Tarefa proposta A: Reescreva o trecho do texto sobre a festa do NAM que começa nas palavras "Dois importantes discursos: de" e termina depois de "direção do NAM).", substituindo "politólogo" por "cientista político".

300 e tal pessoas na nossa festa! Um convívio muito fraterno, animado pela fanfarra, seguido de sessão/espetáculo extraordinariamente aplaudida, a par e passo.
Dois importantes discursos: de António Borges Coelho e Pedro Adão e Silva.
Aqui ficam:
A intervenção de abertura feita pela presidente do NAM, na abertura da sessão
O discurso de Antóno Borges Coelho (Historiador, fundador do NAM e sócio honorário do NAM)
O discurso de Pedro Adão e Silva ( politólogo, membro da direção do NAM).
Palavras da presidente do NAM na abertura da sessão
Amigas e amigos do Movimento Cívico Não Apaguem a Memoria e outros companheiros, aqui presentes:
Antes de darmos início à sessão, algumas palavrinhas de sentida gratidão que vos trago dos corpos gerentes que aqui represento.
Dirijo-me, em primeiro lugar, aos presentes neste espaço, que acorreram deste modo tão expressivo ao nosso convite. A vossa adesão a este evento é um estímulo para as actividades que pretendemos levar a cabo, com vista à preservação e à divulgação da memória coletiva dos combates pela democracia e pela liberdade, travados antes do 25 de Abril. Contem connosco, que nós contamos convosco para que não se apague a memória. Obrigada.
Agradecemos à Direção da Academia Recreativa de Santo Amaro ter-nos acolhido nesta casa, e tornado possível este espetáculo. Particularmente, ao Director e equipa técica do Teatro, pelo apoio que nos deram, e com a disponibilidade que era essencial para vos oferecermos uma sessão condigna.
Por fim, agradecemos a todos os amigos e amigas do nosso Movimento que, desde há meses, com prejuízo das suas vidas pessoais, despenderam dias esforçados no trabalho anónimo dos bastidores deste evento.

Tarefa proposta B: Transcreva sem alterações as linhas das entradas desde o início até à linha que contém "candle-down bbox=[27, 320, 32, 334]", inclusive.

(Entradas do conjunto de dados)
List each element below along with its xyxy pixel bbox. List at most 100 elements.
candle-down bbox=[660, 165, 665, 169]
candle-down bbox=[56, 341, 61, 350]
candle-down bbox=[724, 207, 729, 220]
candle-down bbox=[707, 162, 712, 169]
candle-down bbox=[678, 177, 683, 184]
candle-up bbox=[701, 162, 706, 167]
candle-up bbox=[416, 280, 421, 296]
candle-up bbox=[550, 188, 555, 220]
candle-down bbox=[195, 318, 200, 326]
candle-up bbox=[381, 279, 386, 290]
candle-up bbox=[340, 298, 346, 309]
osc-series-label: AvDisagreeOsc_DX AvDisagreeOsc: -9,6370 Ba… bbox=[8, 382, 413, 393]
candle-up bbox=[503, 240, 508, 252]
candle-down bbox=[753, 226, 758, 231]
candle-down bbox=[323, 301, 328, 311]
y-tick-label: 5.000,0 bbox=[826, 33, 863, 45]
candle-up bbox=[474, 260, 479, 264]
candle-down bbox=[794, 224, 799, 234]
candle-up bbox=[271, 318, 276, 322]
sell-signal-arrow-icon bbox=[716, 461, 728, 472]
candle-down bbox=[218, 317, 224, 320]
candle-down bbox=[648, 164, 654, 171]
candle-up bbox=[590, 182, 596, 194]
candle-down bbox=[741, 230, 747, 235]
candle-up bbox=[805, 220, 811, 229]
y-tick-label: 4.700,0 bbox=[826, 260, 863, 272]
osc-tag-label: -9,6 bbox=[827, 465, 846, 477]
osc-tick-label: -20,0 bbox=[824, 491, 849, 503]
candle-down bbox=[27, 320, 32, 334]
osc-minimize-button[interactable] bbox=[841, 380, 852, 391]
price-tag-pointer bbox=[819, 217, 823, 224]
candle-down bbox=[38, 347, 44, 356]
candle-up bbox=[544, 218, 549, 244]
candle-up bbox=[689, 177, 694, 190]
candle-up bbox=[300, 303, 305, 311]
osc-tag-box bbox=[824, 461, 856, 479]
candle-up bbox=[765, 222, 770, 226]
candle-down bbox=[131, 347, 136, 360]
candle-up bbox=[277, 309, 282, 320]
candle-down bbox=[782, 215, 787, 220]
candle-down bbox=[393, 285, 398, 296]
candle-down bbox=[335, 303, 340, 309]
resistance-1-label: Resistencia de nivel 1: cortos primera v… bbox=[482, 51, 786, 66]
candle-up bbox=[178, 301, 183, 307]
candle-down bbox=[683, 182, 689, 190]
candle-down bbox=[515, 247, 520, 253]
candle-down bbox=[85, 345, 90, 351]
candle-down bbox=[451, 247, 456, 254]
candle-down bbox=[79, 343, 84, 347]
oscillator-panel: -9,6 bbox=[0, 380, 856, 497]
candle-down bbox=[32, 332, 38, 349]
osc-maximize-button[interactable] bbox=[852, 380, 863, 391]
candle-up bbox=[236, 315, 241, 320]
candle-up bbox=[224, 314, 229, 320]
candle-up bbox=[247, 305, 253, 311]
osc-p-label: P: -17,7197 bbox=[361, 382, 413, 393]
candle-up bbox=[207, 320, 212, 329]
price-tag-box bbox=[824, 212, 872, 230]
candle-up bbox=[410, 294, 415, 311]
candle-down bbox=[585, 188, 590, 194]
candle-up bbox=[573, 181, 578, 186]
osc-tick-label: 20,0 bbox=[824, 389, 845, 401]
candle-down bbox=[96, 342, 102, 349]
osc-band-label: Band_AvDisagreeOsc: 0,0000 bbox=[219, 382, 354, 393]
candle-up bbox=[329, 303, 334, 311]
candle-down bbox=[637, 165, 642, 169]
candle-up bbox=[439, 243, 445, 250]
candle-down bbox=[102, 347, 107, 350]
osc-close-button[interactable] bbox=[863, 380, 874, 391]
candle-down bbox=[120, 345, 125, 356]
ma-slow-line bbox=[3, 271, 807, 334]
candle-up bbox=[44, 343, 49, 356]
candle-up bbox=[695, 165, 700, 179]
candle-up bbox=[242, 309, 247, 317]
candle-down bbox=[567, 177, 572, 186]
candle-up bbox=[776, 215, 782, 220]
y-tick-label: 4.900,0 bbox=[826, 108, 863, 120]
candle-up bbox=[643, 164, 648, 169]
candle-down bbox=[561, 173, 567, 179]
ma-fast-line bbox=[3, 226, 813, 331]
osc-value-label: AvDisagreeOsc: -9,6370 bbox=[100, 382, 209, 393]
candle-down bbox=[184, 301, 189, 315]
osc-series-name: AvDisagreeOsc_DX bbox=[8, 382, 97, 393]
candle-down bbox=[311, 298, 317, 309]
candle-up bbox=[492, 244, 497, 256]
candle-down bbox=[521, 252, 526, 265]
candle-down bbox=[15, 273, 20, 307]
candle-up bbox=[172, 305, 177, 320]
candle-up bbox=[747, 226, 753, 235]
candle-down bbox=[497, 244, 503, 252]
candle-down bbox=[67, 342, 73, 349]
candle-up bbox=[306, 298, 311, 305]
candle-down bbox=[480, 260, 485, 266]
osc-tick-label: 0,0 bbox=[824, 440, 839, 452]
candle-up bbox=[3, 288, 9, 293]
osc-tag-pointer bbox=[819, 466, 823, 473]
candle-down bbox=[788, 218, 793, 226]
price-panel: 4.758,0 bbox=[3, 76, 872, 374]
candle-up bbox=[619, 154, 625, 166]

Resposta certa A:
Dois importantes discursos: de António Borges Coelho e Pedro Adão e Silva.
Aqui ficam:
A intervenção de abertura feita pela presidente do NAM, na abertura da sessão
O discurso de Antóno Borges Coelho (Historiador, fundador do NAM e sócio honorário do NAM)
O discurso de Pedro Adão e Silva ( cientista político, membro da direção do NAM).

Resposta certa B:
List each element below along with its xyxy pixel bbox. List at most 100 elements.
candle-down bbox=[660, 165, 665, 169]
candle-down bbox=[56, 341, 61, 350]
candle-down bbox=[724, 207, 729, 220]
candle-down bbox=[707, 162, 712, 169]
candle-down bbox=[678, 177, 683, 184]
candle-up bbox=[701, 162, 706, 167]
candle-up bbox=[416, 280, 421, 296]
candle-up bbox=[550, 188, 555, 220]
candle-down bbox=[195, 318, 200, 326]
candle-up bbox=[381, 279, 386, 290]
candle-up bbox=[340, 298, 346, 309]
osc-series-label: AvDisagreeOsc_DX AvDisagreeOsc: -9,6370 Ba… bbox=[8, 382, 413, 393]
candle-up bbox=[503, 240, 508, 252]
candle-down bbox=[753, 226, 758, 231]
candle-down bbox=[323, 301, 328, 311]
y-tick-label: 5.000,0 bbox=[826, 33, 863, 45]
candle-up bbox=[474, 260, 479, 264]
candle-down bbox=[794, 224, 799, 234]
candle-up bbox=[271, 318, 276, 322]
sell-signal-arrow-icon bbox=[716, 461, 728, 472]
candle-down bbox=[218, 317, 224, 320]
candle-down bbox=[648, 164, 654, 171]
candle-up bbox=[590, 182, 596, 194]
candle-down bbox=[741, 230, 747, 235]
candle-up bbox=[805, 220, 811, 229]
y-tick-label: 4.700,0 bbox=[826, 260, 863, 272]
osc-tag-label: -9,6 bbox=[827, 465, 846, 477]
osc-tick-label: -20,0 bbox=[824, 491, 849, 503]
candle-down bbox=[27, 320, 32, 334]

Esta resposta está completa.